Exercise objective: Collect every line in the records below that contains the word "xlabel".

(Data entries for graphics)

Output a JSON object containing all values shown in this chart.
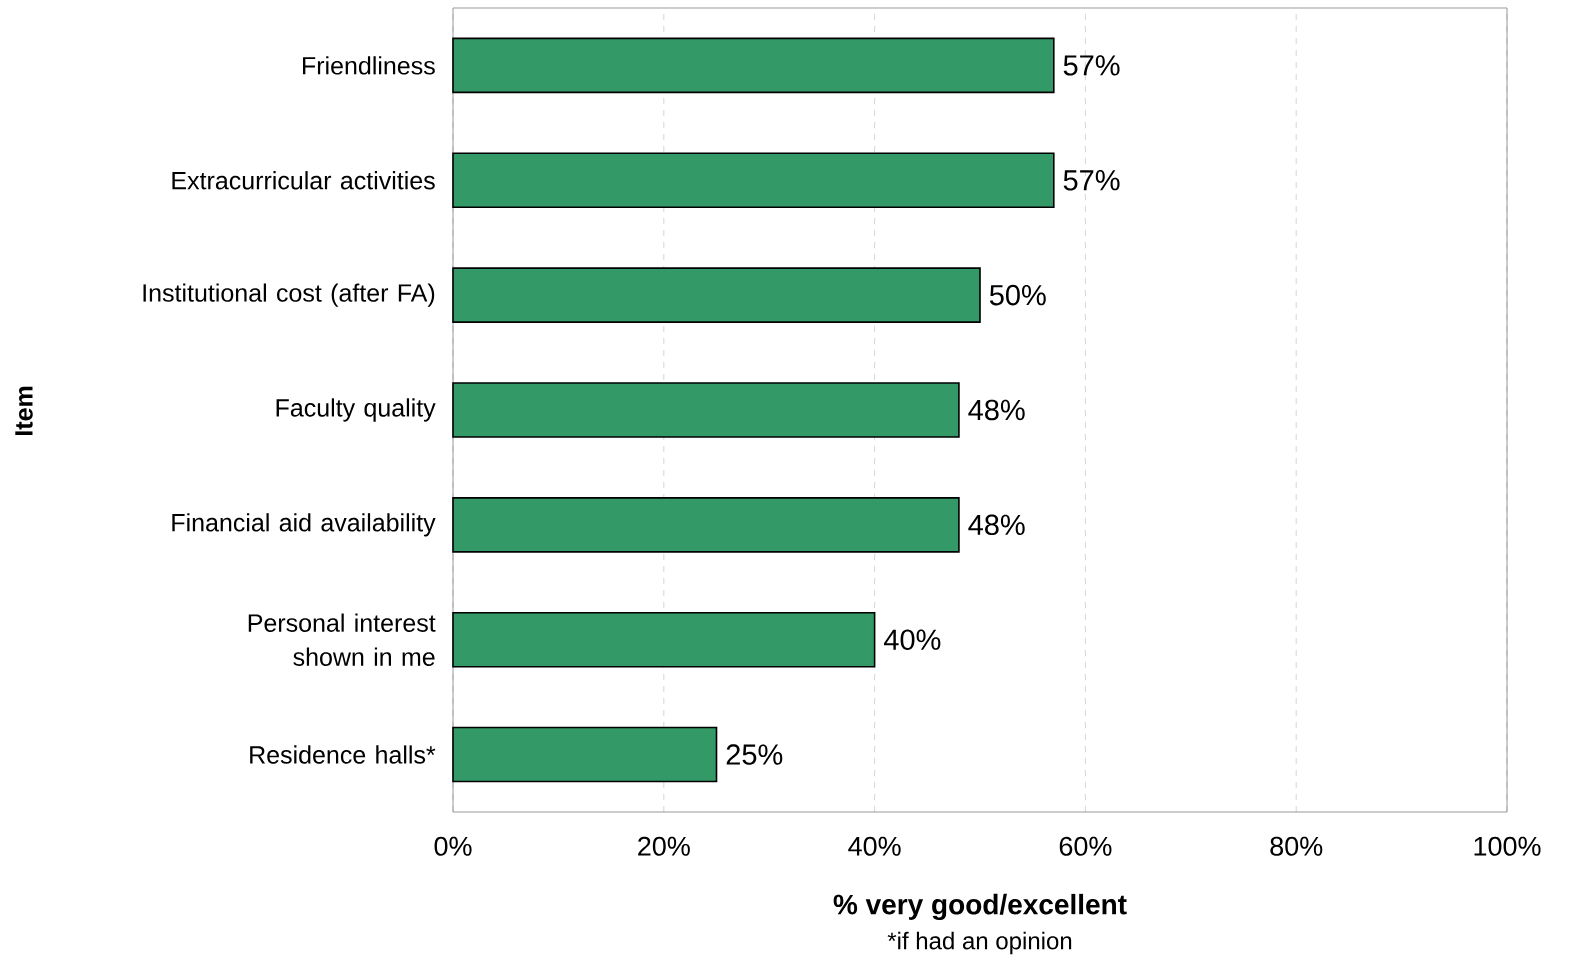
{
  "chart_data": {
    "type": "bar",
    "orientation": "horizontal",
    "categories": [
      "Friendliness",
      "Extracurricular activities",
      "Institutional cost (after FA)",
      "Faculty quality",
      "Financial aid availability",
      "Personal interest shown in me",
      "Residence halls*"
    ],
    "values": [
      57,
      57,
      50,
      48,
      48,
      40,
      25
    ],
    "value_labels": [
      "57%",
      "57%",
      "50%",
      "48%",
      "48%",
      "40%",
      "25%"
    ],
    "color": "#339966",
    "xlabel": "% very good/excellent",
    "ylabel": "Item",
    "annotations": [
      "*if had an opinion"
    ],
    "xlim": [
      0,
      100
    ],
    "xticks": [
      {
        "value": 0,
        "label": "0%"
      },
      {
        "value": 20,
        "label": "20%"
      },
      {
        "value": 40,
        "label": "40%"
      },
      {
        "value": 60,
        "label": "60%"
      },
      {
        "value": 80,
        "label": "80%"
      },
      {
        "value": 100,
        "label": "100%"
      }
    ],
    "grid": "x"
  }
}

--

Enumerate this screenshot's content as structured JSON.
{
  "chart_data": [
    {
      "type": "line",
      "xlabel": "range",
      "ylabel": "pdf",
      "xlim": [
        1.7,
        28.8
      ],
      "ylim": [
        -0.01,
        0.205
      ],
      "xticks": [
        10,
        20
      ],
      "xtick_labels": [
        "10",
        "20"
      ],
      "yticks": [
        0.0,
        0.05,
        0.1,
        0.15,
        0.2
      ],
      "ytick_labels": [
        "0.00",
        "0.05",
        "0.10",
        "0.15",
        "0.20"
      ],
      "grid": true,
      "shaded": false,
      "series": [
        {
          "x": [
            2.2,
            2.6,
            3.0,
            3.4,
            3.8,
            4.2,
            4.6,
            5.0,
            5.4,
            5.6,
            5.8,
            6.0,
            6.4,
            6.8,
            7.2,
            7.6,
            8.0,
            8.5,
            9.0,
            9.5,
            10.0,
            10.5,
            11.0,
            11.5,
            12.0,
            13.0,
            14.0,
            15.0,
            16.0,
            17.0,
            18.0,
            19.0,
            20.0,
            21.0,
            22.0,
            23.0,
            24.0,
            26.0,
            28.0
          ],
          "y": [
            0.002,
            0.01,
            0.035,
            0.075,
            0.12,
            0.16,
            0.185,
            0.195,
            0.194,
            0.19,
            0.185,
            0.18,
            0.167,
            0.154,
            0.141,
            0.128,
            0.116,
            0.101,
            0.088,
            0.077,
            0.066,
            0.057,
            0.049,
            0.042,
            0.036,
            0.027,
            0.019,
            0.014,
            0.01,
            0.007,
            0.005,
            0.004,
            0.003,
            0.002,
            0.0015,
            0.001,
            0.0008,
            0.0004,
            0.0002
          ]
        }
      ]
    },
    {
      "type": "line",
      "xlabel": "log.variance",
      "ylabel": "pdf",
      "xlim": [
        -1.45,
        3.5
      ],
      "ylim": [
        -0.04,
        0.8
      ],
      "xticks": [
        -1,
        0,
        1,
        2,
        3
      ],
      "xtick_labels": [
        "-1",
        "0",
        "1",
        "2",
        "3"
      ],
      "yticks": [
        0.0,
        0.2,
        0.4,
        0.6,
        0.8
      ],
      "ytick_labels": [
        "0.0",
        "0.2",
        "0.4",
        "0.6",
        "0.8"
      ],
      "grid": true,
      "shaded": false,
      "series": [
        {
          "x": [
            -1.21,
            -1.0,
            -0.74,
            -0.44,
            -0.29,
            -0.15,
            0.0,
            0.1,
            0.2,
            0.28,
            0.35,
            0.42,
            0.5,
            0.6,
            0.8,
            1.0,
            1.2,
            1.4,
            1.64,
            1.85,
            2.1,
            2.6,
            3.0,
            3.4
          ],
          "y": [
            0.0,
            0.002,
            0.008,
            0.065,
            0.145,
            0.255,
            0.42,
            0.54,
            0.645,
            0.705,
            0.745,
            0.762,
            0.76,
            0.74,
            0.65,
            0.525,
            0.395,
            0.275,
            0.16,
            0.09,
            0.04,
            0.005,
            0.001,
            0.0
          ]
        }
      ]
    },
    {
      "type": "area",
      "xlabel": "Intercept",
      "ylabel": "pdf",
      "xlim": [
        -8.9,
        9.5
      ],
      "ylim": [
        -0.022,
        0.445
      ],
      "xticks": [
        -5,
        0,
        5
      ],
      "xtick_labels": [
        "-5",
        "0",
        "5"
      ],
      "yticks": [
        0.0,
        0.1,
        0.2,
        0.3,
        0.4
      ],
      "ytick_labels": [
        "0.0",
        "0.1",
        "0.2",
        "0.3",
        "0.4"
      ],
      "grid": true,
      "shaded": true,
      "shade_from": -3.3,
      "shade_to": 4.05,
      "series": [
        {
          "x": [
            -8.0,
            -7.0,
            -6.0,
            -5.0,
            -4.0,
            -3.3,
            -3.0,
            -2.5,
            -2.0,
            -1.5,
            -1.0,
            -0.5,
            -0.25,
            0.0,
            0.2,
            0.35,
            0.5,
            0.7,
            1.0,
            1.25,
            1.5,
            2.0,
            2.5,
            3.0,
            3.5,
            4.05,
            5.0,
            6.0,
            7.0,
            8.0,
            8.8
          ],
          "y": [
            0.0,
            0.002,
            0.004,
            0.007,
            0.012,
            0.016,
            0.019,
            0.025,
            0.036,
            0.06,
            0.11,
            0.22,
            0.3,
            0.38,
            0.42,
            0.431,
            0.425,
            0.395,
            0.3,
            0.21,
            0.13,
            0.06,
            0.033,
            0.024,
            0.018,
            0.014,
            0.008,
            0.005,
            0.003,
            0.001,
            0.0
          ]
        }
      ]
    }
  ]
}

...

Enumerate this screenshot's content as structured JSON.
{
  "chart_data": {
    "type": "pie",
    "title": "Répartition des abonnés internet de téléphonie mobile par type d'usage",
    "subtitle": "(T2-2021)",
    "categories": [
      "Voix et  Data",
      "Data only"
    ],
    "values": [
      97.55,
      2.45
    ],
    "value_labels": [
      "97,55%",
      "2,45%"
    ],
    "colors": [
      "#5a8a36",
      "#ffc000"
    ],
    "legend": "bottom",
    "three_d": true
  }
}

Reply to the exercise:
    "xlabel": "% very good/excellent",
      "xlabel": "range",
      "xlabel": "log.variance",
      "xlabel": "Intercept",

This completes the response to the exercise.